[To do]: Write out the data below in full. Keep it exact.

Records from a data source
++++++++++++++++++++

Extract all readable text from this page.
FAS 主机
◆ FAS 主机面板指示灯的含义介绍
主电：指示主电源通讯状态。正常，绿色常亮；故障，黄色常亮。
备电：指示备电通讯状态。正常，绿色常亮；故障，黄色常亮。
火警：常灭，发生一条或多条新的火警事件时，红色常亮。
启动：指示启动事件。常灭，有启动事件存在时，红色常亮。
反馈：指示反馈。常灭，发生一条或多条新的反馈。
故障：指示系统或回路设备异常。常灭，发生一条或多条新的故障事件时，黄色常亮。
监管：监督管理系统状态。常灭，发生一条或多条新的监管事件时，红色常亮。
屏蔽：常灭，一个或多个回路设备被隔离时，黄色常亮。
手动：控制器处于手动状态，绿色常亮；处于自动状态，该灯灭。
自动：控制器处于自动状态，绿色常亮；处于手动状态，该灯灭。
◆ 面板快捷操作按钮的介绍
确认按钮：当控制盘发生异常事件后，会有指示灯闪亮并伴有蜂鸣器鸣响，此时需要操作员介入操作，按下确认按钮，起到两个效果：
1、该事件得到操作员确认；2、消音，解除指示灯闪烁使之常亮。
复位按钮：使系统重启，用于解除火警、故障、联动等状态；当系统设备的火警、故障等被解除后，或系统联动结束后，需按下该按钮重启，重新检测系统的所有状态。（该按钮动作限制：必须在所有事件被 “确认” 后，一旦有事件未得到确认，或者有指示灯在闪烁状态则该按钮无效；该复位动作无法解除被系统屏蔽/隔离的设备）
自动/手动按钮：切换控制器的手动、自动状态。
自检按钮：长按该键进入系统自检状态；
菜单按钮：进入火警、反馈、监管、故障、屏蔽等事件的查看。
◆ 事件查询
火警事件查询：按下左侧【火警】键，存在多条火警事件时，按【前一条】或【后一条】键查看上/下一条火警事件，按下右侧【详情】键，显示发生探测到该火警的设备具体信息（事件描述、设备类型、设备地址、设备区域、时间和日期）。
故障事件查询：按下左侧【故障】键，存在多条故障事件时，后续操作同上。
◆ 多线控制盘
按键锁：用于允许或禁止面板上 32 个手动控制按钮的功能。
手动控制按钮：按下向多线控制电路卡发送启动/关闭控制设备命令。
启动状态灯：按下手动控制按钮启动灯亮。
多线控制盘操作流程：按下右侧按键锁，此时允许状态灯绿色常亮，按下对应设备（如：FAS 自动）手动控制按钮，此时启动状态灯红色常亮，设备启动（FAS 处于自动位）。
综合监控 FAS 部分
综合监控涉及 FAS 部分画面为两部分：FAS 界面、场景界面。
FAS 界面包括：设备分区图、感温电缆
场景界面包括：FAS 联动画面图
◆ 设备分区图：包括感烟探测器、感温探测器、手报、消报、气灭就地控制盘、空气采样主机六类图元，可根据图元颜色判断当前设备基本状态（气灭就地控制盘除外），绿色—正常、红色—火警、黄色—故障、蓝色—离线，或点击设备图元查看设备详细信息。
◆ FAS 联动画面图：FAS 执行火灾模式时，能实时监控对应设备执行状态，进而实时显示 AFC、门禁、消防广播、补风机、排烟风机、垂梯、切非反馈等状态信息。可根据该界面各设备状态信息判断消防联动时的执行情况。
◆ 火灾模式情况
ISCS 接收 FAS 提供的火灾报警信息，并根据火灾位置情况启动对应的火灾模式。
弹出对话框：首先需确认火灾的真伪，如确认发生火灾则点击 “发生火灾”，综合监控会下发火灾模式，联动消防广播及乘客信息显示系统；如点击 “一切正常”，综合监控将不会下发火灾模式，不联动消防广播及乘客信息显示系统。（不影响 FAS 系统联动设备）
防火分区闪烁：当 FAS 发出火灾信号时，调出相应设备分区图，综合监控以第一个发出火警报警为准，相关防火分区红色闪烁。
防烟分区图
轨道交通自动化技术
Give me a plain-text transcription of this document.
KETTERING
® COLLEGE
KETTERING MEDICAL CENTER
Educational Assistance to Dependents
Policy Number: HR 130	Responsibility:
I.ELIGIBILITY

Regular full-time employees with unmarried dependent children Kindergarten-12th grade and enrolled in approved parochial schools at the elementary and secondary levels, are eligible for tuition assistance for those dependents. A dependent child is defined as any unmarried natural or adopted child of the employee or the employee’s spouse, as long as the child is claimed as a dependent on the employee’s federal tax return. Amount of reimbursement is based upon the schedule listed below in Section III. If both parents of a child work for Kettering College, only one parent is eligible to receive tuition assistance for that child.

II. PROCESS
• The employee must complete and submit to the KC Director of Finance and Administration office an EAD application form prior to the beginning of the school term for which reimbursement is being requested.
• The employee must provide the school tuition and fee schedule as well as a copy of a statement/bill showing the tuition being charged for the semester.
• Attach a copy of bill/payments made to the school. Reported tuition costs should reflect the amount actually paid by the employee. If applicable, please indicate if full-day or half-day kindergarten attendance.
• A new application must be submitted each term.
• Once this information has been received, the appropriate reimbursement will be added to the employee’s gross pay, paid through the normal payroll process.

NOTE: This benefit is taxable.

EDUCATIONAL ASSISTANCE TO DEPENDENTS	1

++++++++++++++++++++

[Finished task]:
Extract all readable text from this page.
FAS 主机
◆ FAS 主机面板指示灯的含义介绍
主电：指示主电源通讯状态。正常，绿色常亮；故障，黄色常亮。
备电：指示备电通讯状态。正常，绿色常亮；故障，黄色常亮。
火警：常灭，发生一条或多条新的火警事件时，红色常亮。
启动：指示启动事件。常灭，有启动事件存在时，红色常亮。
反馈：指示反馈。常灭，发生一条或多条新的反馈。
故障：指示系统或回路设备异常。常灭，发生一条或多条新的故障事件时，黄色常亮。
监管：监督管理系统状态。常灭，发生一条或多条新的监管事件时，红色常亮。
屏蔽：常灭，一个或多个回路设备被隔离时，黄色常亮。
手动：控制器处于手动状态，绿色常亮；处于自动状态，该灯灭。
自动：控制器处于自动状态，绿色常亮；处于手动状态，该灯灭。
◆ 面板快捷操作按钮的介绍
确认按钮：当控制盘发生异常事件后，会有指示灯闪亮并伴有蜂鸣器鸣响，此时需要操作员介入操作，按下确认按钮，起到两个效果：
1、该事件得到操作员确认；2、消音，解除指示灯闪烁使之常亮。
复位按钮：使系统重启，用于解除火警、故障、联动等状态；当系统设备的火警、故障等被解除后，或系统联动结束后，需按下该按钮重启，重新检测系统的所有状态。（该按钮动作限制：必须在所有事件被 “确认” 后，一旦有事件未得到确认，或者有指示灯在闪烁状态则该按钮无效；该复位动作无法解除被系统屏蔽/隔离的设备）
自动/手动按钮：切换控制器的手动、自动状态。
自检按钮：长按该键进入系统自检状态；
菜单按钮：进入火警、反馈、监管、故障、屏蔽等事件的查看。
◆ 事件查询
火警事件查询：按下左侧【火警】键，存在多条火警事件时，按【前一条】或【后一条】键查看上/下一条火警事件，按下右侧【详情】键，显示发生探测到该火警的设备具体信息（事件描述、设备类型、设备地址、设备区域、时间和日期）。
故障事件查询：按下左侧【故障】键，存在多条故障事件时，后续操作同上。
◆ 多线控制盘
按键锁：用于允许或禁止面板上 32 个手动控制按钮的功能。
手动控制按钮：按下向多线控制电路卡发送启动/关闭控制设备命令。
启动状态灯：按下手动控制按钮启动灯亮。
多线控制盘操作流程：按下右侧按键锁，此时允许状态灯绿色常亮，按下对应设备（如：FAS 自动）手动控制按钮，此时启动状态灯红色常亮，设备启动（FAS 处于自动位）。
综合监控 FAS 部分
综合监控涉及 FAS 部分画面为两部分：FAS 界面、场景界面。
FAS 界面包括：设备分区图、感温电缆
场景界面包括：FAS 联动画面图
◆ 设备分区图：包括感烟探测器、感温探测器、手报、消报、气灭就地控制盘、空气采样主机六类图元，可根据图元颜色判断当前设备基本状态（气灭就地控制盘除外），绿色—正常、红色—火警、黄色—故障、蓝色—离线，或点击设备图元查看设备详细信息。
◆ FAS 联动画面图：FAS 执行火灾模式时，能实时监控对应设备执行状态，进而实时显示 AFC、门禁、消防广播、补风机、排烟风机、垂梯、切非反馈等状态信息。可根据该界面各设备状态信息判断消防联动时的执行情况。
◆ 火灾模式情况
ISCS 接收 FAS 提供的火灾报警信息，并根据火灾位置情况启动对应的火灾模式。
弹出对话框：首先需确认火灾的真伪，如确认发生火灾则点击 “发生火灾”，综合监控会下发火灾模式，联动消防广播及乘客信息显示系统；如点击 “一切正常”，综合监控将不会下发火灾模式，不联动消防广播及乘客信息显示系统。（不影响 FAS 系统联动设备）
防火分区闪烁：当 FAS 发出火灾信号时，调出相应设备分区图，综合监控以第一个发出火警报警为准，相关防火分区红色闪烁。
防烟分区图
轨道交通自动化技术
Give me a plain-text transcription of this document.
KETTERING
® COLLEGE
KETTERING MEDICAL CENTER
Educational Assistance to Dependents
Policy Number: HR 130	Responsibility:
I.ELIGIBILITY

Regular full-time employees with unmarried dependent children Kindergarten-12th grade and enrolled in approved parochial schools at the elementary and secondary levels, are eligible for tuition assistance for those dependents. A dependent child is defined as any unmarried natural or adopted child of the employee or the employee’s spouse, as long as the child is claimed as a dependent on the employee’s federal tax return. Amount of reimbursement is based upon the schedule listed below in Section III. If both parents of a child work for Kettering College, only one parent is eligible to receive tuition assistance for that child.

II. PROCESS
• The employee must complete and submit to the KC Director of Finance and Administration office an EAD application form prior to the beginning of the school term for which reimbursement is being requested.
• The employee must provide the school tuition and fee schedule as well as a copy of a statement/bill showing the tuition being charged for the semester.
• Attach a copy of bill/payments made to the school. Reported tuition costs should reflect the amount actually paid by the employee. If applicable, please indicate if full-day or half-day kindergarten attendance.
• A new application must be submitted each term.
• Once this information has been received, the appropriate reimbursement will be added to the employee’s gross pay, paid through the normal payroll process.

NOTE: This benefit is taxable.

EDUCATIONAL ASSISTANCE TO DEPENDENTS	1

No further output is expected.